Collect all the lines that mention the word "content".

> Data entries
* * *
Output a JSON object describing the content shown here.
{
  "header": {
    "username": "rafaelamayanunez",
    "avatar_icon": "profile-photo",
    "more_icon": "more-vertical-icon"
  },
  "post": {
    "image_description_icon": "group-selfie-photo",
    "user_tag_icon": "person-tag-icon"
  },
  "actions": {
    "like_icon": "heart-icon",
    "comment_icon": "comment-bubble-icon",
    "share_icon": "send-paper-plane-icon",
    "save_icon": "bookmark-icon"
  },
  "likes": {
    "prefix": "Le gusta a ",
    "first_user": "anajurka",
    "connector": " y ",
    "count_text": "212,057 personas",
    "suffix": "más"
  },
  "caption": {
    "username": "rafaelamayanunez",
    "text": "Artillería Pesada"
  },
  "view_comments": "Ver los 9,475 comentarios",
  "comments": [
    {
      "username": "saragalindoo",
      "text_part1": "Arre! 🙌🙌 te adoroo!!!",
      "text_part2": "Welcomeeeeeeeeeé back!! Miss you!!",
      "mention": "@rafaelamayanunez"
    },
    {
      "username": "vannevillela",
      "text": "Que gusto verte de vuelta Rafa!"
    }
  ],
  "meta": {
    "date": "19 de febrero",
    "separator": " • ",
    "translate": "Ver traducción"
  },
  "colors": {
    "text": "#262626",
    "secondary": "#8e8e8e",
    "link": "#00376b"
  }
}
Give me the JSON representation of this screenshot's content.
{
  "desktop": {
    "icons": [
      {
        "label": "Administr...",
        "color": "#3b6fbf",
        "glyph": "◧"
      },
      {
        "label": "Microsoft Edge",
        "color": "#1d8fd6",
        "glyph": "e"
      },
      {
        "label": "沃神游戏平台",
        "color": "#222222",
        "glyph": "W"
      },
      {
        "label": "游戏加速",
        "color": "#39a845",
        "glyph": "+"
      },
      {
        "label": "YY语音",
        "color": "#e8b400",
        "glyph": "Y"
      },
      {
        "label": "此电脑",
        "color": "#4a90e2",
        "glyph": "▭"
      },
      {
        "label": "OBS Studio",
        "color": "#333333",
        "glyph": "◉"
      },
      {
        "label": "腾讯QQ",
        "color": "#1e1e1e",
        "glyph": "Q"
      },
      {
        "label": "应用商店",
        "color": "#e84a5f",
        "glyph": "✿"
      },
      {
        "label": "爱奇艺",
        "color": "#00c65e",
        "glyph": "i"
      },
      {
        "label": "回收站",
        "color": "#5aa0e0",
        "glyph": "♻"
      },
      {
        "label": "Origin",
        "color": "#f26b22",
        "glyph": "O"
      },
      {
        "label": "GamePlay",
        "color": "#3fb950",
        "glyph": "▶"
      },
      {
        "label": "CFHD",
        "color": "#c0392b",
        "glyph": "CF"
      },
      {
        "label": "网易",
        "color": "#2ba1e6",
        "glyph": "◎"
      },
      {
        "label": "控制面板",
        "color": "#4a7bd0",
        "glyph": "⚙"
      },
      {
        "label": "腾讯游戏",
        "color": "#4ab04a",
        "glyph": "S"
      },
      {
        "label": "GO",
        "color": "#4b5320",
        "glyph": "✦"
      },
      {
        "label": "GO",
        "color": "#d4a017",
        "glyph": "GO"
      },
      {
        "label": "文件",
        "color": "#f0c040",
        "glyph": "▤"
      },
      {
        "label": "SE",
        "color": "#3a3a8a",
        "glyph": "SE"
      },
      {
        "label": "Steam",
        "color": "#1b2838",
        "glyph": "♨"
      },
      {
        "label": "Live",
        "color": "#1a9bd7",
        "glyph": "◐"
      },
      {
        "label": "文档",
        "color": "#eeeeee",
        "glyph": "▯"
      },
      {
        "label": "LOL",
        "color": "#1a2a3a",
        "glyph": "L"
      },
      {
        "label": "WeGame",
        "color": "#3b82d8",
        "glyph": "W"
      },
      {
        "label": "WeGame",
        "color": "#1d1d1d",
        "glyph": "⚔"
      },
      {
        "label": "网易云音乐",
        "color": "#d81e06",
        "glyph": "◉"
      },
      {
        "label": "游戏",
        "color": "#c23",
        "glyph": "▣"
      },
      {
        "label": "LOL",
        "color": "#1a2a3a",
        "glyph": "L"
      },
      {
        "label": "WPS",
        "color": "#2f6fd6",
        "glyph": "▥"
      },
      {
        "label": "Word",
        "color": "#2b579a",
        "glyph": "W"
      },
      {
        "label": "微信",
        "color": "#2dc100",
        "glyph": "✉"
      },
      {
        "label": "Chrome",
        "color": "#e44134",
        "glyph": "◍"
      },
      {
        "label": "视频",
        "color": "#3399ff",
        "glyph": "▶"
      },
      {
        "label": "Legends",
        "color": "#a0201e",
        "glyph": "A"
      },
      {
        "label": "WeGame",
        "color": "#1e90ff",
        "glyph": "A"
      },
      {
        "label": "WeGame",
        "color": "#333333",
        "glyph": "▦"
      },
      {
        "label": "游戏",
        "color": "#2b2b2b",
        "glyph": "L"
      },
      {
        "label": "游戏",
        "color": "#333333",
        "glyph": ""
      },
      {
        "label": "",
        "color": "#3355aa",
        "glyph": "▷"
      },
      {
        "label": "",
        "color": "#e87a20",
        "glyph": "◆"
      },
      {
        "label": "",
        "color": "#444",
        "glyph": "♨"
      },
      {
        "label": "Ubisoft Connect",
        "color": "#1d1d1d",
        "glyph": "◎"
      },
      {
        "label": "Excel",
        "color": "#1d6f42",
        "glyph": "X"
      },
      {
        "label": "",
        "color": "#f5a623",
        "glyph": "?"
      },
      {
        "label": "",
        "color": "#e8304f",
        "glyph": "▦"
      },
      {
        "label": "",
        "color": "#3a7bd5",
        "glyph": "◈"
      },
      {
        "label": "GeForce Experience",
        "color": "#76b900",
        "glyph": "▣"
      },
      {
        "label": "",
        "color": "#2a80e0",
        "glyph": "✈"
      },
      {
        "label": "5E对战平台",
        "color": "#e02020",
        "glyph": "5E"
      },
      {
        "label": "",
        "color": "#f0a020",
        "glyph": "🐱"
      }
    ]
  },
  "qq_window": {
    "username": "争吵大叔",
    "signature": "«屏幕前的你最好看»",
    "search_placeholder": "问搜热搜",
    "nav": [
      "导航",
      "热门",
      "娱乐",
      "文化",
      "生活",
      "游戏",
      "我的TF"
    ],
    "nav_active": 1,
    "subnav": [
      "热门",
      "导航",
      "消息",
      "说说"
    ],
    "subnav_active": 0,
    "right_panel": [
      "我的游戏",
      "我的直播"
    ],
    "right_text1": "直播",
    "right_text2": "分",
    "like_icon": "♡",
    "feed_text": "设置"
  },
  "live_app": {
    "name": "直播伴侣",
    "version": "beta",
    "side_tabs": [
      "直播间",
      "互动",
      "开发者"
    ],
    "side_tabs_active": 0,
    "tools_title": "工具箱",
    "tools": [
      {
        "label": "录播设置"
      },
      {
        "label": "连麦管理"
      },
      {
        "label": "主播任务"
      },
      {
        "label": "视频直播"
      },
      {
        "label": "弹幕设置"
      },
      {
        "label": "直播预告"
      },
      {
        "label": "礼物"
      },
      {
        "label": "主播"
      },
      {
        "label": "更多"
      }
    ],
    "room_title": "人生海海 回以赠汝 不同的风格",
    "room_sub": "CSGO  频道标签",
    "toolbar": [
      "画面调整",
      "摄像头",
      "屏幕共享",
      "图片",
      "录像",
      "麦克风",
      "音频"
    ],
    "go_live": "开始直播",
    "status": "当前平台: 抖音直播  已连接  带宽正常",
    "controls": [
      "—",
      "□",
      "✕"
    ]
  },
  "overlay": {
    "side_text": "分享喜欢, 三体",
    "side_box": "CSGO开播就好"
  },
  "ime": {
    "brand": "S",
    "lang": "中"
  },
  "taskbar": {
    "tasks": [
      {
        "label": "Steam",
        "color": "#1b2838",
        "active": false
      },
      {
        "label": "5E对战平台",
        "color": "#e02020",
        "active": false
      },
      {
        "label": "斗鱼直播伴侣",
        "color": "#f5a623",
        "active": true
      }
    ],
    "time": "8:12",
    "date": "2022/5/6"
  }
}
* * *
> OUTPUT FOR THIS EXERCISE
Output a JSON object describing the content shown here.
Give me the JSON representation of this screenshot's content.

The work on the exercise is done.